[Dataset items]
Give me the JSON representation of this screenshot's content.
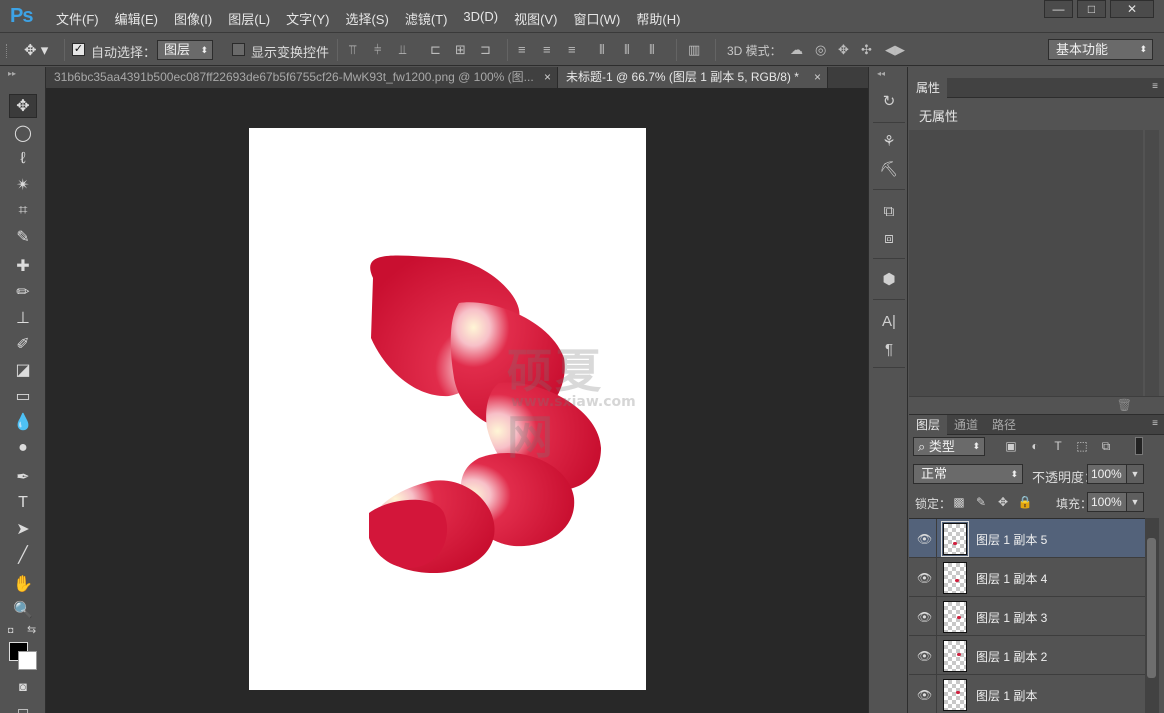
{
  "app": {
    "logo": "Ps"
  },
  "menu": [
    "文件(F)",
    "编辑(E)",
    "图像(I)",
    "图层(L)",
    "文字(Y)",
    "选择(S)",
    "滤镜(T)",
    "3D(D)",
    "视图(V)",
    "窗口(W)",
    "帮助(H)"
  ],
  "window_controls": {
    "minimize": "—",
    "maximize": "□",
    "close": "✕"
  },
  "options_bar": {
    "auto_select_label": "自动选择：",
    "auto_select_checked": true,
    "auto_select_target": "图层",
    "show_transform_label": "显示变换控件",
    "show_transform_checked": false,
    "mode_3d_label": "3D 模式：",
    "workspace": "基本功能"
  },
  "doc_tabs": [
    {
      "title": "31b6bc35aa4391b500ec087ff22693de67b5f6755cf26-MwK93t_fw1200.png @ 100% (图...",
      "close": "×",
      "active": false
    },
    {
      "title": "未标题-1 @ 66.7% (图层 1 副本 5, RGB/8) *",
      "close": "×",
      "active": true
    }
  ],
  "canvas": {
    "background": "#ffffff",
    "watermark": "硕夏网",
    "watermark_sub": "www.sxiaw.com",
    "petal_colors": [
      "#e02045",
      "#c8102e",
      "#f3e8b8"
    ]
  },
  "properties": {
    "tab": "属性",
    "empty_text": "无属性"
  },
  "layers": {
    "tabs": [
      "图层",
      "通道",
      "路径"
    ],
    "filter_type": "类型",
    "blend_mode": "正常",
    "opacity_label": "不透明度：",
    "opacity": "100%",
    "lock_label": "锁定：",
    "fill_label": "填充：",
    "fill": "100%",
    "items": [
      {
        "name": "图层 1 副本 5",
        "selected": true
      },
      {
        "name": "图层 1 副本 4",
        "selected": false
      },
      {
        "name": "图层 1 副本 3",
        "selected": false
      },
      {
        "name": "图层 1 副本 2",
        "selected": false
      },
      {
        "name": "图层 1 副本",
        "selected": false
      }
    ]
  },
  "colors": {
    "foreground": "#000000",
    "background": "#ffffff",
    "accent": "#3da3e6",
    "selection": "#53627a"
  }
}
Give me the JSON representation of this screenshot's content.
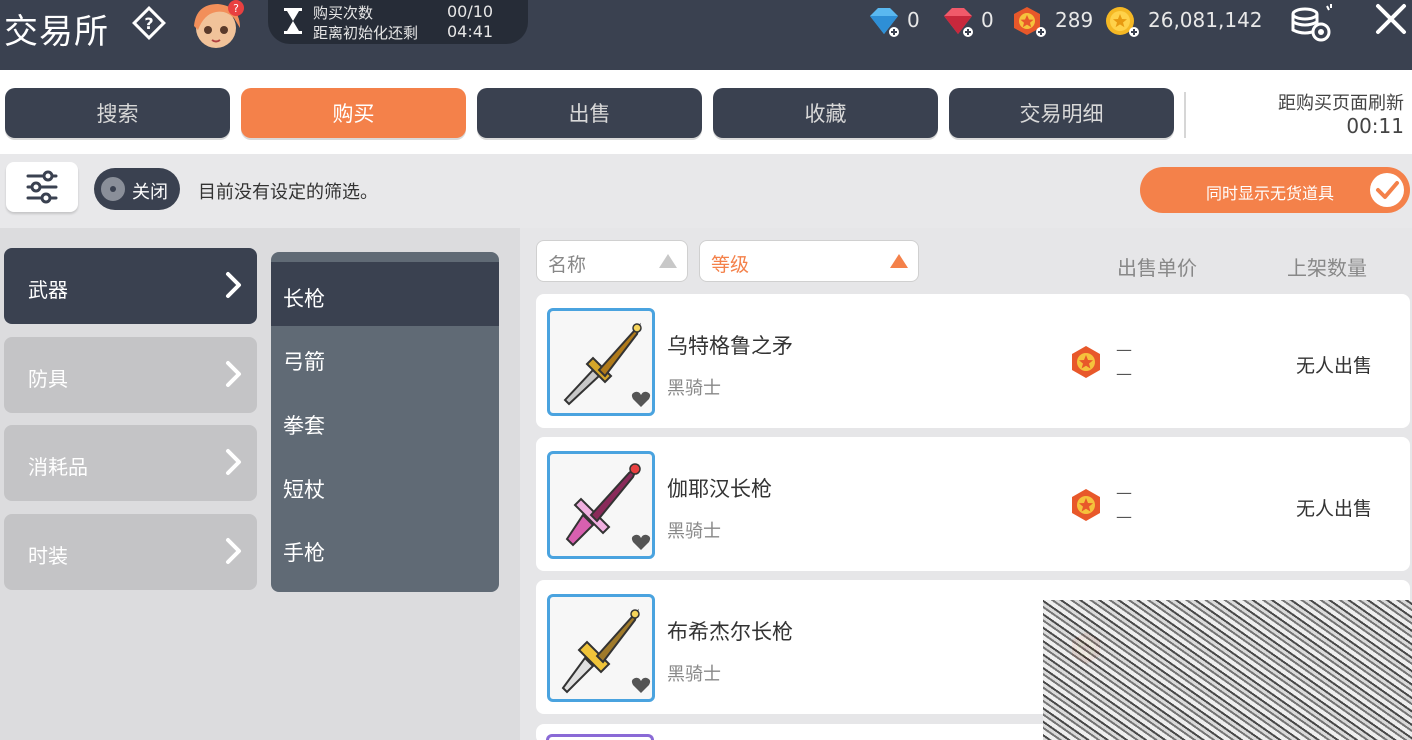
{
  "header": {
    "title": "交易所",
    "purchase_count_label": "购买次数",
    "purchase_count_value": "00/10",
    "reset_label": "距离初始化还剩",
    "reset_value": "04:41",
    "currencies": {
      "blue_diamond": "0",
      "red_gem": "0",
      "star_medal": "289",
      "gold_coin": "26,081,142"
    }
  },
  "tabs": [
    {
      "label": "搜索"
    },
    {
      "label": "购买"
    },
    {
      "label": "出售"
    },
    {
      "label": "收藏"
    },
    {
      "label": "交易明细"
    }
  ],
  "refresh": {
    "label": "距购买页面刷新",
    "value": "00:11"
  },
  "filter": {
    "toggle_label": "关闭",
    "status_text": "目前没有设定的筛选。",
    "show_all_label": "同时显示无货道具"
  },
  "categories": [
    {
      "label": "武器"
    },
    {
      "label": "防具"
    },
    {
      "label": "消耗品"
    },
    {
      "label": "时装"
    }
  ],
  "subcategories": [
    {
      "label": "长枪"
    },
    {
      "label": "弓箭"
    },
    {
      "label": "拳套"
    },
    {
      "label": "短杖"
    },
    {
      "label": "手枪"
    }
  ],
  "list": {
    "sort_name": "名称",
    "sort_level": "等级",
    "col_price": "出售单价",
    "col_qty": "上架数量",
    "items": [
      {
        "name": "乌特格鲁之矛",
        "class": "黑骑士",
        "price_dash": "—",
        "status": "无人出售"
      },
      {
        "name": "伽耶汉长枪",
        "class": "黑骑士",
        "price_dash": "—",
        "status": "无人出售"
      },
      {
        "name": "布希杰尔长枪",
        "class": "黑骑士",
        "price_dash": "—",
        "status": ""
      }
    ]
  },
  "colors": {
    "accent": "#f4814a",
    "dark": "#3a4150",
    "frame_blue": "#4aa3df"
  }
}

■ TASK GOAL:
Copy every line of the data word for word, omitting the images.

■ RESPONSE BELOW:
Give me the JSON representation of this screenshot's content.
{
  "app": {
    "logo": "Ps"
  },
  "menu": [
    "文件(F)",
    "编辑(E)",
    "图像(I)",
    "图层(L)",
    "文字(Y)",
    "选择(S)",
    "滤镜(T)",
    "3D(D)",
    "视图(V)",
    "窗口(W)",
    "帮助(H)"
  ],
  "window_controls": {
    "minimize": "—",
    "maximize": "□",
    "close": "✕"
  },
  "options_bar": {
    "auto_select_label": "自动选择：",
    "auto_select_checked": true,
    "auto_select_target": "图层",
    "show_transform_label": "显示变换控件",
    "show_transform_checked": false,
    "mode_3d_label": "3D 模式：",
    "workspace": "基本功能"
  },
  "doc_tabs": [
    {
      "title": "31b6bc35aa4391b500ec087ff22693de67b5f6755cf26-MwK93t_fw1200.png @ 100% (图...",
      "close": "×",
      "active": false
    },
    {
      "title": "未标题-1 @ 66.7% (图层 1 副本 5, RGB/8) *",
      "close": "×",
      "active": true
    }
  ],
  "canvas": {
    "background": "#ffffff",
    "watermark": "硕夏网",
    "watermark_sub": "www.sxiaw.com",
    "petal_colors": [
      "#e02045",
      "#c8102e",
      "#f3e8b8"
    ]
  },
  "properties": {
    "tab": "属性",
    "empty_text": "无属性"
  },
  "layers": {
    "tabs": [
      "图层",
      "通道",
      "路径"
    ],
    "filter_type": "类型",
    "blend_mode": "正常",
    "opacity_label": "不透明度：",
    "opacity": "100%",
    "lock_label": "锁定：",
    "fill_label": "填充：",
    "fill": "100%",
    "items": [
      {
        "name": "图层 1 副本 5",
        "selected": true
      },
      {
        "name": "图层 1 副本 4",
        "selected": false
      },
      {
        "name": "图层 1 副本 3",
        "selected": false
      },
      {
        "name": "图层 1 副本 2",
        "selected": false
      },
      {
        "name": "图层 1 副本",
        "selected": false
      }
    ]
  },
  "colors": {
    "foreground": "#000000",
    "background": "#ffffff",
    "accent": "#3da3e6",
    "selection": "#53627a"
  }
}
Give me the JSON representation of this screenshot's content.
{
  "header": {
    "title": "交易所",
    "purchase_count_label": "购买次数",
    "purchase_count_value": "00/10",
    "reset_label": "距离初始化还剩",
    "reset_value": "04:41",
    "currencies": {
      "blue_diamond": "0",
      "red_gem": "0",
      "star_medal": "289",
      "gold_coin": "26,081,142"
    }
  },
  "tabs": [
    {
      "label": "搜索"
    },
    {
      "label": "购买"
    },
    {
      "label": "出售"
    },
    {
      "label": "收藏"
    },
    {
      "label": "交易明细"
    }
  ],
  "refresh": {
    "label": "距购买页面刷新",
    "value": "00:11"
  },
  "filter": {
    "toggle_label": "关闭",
    "status_text": "目前没有设定的筛选。",
    "show_all_label": "同时显示无货道具"
  },
  "categories": [
    {
      "label": "武器"
    },
    {
      "label": "防具"
    },
    {
      "label": "消耗品"
    },
    {
      "label": "时装"
    }
  ],
  "subcategories": [
    {
      "label": "长枪"
    },
    {
      "label": "弓箭"
    },
    {
      "label": "拳套"
    },
    {
      "label": "短杖"
    },
    {
      "label": "手枪"
    }
  ],
  "list": {
    "sort_name": "名称",
    "sort_level": "等级",
    "col_price": "出售单价",
    "col_qty": "上架数量",
    "items": [
      {
        "name": "乌特格鲁之矛",
        "class": "黑骑士",
        "price_dash": "—",
        "status": "无人出售"
      },
      {
        "name": "伽耶汉长枪",
        "class": "黑骑士",
        "price_dash": "—",
        "status": "无人出售"
      },
      {
        "name": "布希杰尔长枪",
        "class": "黑骑士",
        "price_dash": "—",
        "status": ""
      }
    ]
  },
  "colors": {
    "accent": "#f4814a",
    "dark": "#3a4150",
    "frame_blue": "#4aa3df"
  }
}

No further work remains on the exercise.